• [Task to complete] Copy nothing but the part that opens with the line containing "What data populates" and closes with the line containing "Serialize everything readable". Do not include pictures.

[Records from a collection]

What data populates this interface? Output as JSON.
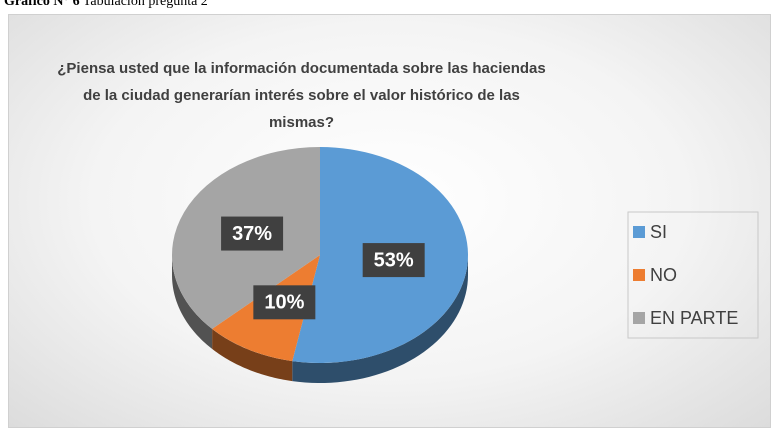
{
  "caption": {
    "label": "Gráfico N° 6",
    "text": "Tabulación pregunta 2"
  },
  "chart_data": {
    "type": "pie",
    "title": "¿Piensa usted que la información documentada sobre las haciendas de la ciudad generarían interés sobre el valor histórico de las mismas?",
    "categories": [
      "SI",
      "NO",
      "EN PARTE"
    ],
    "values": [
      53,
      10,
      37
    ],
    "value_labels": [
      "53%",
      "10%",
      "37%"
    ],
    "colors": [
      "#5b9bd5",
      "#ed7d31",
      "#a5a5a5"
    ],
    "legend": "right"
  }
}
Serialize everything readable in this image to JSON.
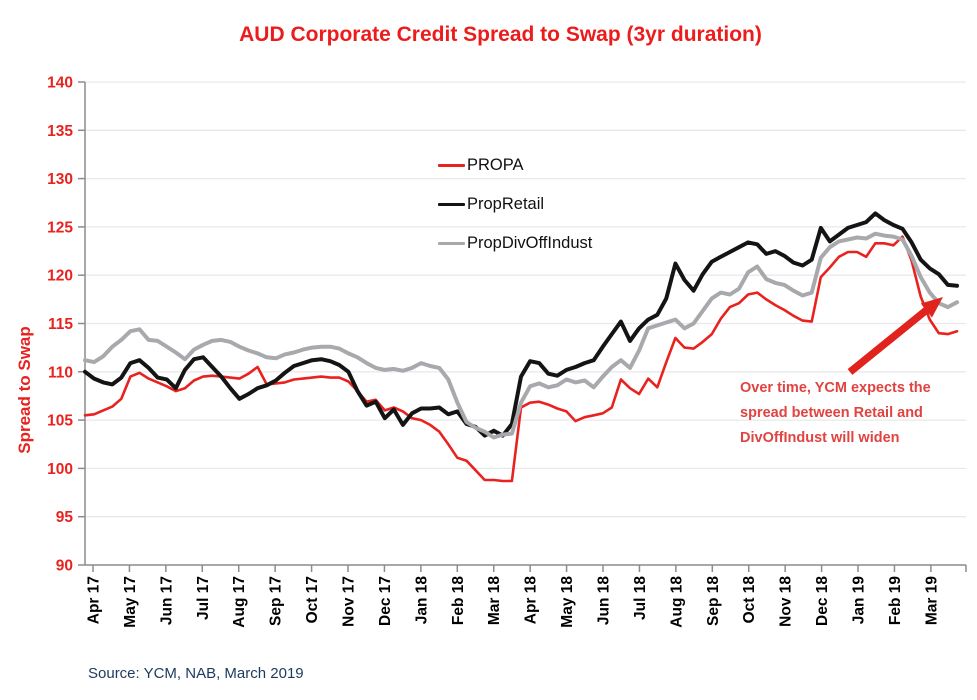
---
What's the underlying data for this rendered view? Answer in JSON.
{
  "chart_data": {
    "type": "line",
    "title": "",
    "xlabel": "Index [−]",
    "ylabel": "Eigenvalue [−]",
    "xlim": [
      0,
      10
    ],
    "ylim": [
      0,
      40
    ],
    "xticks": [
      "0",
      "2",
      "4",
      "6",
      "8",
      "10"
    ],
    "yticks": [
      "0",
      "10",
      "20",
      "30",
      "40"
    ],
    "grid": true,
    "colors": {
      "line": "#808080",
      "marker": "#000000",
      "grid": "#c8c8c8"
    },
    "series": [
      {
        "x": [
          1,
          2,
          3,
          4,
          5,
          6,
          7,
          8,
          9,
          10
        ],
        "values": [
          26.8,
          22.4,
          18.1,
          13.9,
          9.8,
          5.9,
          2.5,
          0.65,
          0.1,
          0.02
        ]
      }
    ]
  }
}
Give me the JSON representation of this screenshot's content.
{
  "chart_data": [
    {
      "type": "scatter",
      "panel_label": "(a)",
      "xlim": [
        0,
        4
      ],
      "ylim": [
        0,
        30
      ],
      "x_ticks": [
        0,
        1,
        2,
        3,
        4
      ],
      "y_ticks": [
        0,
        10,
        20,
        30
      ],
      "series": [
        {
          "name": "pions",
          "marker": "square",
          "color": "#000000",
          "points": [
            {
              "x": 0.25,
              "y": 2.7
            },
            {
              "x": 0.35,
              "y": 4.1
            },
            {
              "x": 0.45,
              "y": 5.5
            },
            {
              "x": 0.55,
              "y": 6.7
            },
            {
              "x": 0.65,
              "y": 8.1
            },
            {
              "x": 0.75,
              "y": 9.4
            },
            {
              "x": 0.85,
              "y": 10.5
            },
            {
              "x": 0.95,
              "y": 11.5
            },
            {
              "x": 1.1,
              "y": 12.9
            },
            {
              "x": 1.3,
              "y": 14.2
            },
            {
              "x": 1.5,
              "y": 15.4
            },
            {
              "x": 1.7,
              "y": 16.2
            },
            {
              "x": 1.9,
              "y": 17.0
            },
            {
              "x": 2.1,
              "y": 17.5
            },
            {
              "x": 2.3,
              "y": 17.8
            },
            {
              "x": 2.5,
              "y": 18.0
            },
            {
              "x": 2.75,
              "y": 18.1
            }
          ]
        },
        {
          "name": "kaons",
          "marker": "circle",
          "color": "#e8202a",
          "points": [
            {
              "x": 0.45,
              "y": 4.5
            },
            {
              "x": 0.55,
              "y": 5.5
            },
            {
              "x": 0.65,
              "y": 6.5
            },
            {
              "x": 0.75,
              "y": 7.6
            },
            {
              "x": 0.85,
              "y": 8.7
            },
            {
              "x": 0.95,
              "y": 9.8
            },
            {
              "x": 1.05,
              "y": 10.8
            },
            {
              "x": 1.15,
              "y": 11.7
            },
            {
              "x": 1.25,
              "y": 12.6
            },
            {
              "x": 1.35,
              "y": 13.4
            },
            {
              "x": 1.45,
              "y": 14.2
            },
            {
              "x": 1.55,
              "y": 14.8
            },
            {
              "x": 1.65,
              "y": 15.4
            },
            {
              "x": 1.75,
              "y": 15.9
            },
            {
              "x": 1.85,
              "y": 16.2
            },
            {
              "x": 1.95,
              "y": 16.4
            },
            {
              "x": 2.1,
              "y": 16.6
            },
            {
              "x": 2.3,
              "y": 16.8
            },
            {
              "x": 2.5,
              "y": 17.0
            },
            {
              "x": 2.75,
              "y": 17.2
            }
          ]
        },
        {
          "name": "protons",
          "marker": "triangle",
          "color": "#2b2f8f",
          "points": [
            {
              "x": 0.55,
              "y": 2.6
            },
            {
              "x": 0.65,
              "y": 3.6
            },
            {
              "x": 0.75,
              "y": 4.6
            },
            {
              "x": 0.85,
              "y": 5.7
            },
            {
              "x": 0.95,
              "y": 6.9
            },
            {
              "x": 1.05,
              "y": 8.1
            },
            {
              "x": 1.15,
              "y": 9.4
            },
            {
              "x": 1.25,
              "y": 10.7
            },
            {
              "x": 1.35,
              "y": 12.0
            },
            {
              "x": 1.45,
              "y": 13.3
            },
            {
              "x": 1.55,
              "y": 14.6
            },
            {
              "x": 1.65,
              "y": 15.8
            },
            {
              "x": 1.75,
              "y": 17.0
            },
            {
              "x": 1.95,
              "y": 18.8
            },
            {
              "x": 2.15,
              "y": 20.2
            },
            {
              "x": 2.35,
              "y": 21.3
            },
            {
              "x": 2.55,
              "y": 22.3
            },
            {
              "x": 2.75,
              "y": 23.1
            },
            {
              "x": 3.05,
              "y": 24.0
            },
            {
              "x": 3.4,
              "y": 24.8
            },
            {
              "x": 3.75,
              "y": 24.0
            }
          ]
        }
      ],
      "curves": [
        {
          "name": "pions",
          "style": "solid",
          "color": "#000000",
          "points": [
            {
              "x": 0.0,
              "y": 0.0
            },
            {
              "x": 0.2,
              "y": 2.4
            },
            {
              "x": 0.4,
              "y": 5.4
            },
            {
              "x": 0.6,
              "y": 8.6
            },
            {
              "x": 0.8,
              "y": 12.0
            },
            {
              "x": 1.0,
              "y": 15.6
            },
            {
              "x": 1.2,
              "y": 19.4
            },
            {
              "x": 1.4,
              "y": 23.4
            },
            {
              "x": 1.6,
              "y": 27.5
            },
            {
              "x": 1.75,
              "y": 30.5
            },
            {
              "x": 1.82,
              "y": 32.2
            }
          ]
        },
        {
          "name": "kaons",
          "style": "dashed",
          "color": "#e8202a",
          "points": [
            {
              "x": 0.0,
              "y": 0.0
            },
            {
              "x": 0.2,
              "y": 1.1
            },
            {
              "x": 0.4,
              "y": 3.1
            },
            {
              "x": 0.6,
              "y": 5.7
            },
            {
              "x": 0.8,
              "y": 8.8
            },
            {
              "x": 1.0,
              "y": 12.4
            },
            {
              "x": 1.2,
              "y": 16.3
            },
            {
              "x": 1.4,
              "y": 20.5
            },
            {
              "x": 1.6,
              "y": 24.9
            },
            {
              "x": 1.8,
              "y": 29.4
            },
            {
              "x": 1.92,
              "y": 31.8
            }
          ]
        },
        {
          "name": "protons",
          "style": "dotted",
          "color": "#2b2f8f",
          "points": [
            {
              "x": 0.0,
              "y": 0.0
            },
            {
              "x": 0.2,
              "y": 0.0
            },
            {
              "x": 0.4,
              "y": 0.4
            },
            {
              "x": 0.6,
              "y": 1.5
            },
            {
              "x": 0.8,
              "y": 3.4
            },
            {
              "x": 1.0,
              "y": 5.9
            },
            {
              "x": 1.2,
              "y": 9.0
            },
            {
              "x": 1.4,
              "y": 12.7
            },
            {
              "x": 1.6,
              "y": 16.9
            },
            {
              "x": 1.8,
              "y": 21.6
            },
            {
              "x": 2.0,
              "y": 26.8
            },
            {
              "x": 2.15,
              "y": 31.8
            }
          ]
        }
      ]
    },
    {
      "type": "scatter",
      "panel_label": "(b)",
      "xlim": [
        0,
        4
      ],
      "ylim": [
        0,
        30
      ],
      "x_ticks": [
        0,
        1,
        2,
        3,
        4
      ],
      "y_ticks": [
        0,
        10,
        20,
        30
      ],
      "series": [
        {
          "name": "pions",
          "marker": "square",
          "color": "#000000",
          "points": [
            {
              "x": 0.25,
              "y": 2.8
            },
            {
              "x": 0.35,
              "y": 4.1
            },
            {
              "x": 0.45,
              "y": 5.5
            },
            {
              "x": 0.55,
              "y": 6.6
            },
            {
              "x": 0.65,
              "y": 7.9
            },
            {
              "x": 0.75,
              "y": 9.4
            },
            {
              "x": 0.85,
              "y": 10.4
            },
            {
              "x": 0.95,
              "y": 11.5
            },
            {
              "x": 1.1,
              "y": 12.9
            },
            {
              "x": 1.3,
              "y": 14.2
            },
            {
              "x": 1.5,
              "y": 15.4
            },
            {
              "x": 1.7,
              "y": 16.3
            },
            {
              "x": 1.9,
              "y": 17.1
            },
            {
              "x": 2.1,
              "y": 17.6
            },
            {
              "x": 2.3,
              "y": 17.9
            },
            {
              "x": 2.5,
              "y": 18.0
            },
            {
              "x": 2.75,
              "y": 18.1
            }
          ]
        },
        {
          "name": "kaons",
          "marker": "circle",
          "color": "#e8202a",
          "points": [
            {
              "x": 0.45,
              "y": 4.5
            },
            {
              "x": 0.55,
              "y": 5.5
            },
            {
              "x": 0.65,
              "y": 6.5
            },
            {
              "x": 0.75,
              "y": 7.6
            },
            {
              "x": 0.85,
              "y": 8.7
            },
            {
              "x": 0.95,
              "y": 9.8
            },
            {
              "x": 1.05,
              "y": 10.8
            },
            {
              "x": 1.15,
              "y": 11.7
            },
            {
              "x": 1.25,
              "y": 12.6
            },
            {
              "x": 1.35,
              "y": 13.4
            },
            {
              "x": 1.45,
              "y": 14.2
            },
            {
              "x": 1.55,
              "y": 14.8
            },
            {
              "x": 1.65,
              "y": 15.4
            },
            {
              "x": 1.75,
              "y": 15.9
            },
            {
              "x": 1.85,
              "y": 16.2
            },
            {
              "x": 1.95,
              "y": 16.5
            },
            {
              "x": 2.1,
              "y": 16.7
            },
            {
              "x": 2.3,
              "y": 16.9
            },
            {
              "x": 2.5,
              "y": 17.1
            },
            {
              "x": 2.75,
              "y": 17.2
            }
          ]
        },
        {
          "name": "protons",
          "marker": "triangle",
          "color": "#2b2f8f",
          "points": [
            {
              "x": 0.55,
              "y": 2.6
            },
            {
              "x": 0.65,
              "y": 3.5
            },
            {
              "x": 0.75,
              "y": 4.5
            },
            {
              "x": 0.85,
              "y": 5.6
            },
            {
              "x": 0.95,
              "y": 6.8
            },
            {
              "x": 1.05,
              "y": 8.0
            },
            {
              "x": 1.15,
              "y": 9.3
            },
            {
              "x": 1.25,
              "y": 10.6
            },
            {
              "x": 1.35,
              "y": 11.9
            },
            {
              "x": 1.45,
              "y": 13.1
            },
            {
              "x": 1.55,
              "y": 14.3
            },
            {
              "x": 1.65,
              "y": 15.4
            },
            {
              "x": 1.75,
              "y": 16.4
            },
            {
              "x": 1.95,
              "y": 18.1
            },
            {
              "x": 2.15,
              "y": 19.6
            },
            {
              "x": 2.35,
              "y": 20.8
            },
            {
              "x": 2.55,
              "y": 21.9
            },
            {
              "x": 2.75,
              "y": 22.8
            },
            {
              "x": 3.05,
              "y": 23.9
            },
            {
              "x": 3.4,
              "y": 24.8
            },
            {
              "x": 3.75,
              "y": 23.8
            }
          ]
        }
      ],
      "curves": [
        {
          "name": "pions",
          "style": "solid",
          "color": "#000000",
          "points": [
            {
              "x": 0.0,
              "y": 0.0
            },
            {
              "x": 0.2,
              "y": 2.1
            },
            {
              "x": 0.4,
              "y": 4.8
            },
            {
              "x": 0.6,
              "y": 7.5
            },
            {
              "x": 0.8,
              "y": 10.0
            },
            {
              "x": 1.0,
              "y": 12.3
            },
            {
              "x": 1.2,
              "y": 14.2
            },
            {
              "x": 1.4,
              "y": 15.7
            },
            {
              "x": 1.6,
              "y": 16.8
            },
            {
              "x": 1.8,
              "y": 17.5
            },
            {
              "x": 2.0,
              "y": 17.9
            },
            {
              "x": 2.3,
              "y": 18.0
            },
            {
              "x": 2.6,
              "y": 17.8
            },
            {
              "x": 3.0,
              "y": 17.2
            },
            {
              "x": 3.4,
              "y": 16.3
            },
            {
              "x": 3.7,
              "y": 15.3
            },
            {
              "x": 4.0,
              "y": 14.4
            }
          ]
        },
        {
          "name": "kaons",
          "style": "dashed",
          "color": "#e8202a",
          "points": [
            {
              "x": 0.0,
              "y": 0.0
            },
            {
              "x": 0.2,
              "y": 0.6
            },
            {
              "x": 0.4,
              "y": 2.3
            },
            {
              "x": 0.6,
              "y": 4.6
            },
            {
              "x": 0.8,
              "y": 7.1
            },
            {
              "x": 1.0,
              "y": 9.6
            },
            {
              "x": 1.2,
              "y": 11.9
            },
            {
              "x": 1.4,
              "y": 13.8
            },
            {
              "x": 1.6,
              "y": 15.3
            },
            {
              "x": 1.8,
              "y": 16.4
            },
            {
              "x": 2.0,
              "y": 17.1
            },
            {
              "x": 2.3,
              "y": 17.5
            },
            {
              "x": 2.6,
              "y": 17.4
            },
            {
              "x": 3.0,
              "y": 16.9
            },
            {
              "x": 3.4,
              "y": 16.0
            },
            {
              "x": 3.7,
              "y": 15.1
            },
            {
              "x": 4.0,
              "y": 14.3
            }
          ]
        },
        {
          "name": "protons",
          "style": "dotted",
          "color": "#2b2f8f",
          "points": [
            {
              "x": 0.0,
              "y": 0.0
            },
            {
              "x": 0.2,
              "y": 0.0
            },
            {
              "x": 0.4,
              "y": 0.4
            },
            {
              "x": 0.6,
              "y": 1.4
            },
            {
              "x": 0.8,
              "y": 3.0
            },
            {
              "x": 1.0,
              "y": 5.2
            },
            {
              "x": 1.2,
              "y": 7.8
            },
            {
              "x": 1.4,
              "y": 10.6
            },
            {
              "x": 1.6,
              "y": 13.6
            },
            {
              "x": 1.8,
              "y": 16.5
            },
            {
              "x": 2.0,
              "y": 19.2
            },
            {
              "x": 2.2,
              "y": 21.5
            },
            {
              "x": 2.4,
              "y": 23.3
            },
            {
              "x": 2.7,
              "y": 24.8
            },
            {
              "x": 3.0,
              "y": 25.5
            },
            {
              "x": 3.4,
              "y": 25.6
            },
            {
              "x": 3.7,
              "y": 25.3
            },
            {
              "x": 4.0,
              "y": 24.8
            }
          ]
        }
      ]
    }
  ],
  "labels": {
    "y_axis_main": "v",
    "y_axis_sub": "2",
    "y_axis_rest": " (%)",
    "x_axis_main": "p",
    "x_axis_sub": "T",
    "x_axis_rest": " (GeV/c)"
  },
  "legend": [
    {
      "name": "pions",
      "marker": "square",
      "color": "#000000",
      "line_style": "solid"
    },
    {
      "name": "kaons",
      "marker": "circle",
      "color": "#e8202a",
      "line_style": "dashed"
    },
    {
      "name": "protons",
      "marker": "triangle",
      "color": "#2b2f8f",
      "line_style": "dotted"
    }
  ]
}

• [Final answer]
What data populates this interface? Output as JSON.
{
  "caption": {
    "label": "Gráfico N° 6",
    "text": "Tabulación pregunta 2"
  },
  "chart_data": {
    "type": "pie",
    "title": "¿Piensa usted que la información documentada sobre las haciendas de la ciudad generarían interés sobre el valor histórico de las mismas?",
    "categories": [
      "SI",
      "NO",
      "EN PARTE"
    ],
    "values": [
      53,
      10,
      37
    ],
    "value_labels": [
      "53%",
      "10%",
      "37%"
    ],
    "colors": [
      "#5b9bd5",
      "#ed7d31",
      "#a5a5a5"
    ],
    "legend": "right"
  }
}
Serialize everything readable in this image to JSON.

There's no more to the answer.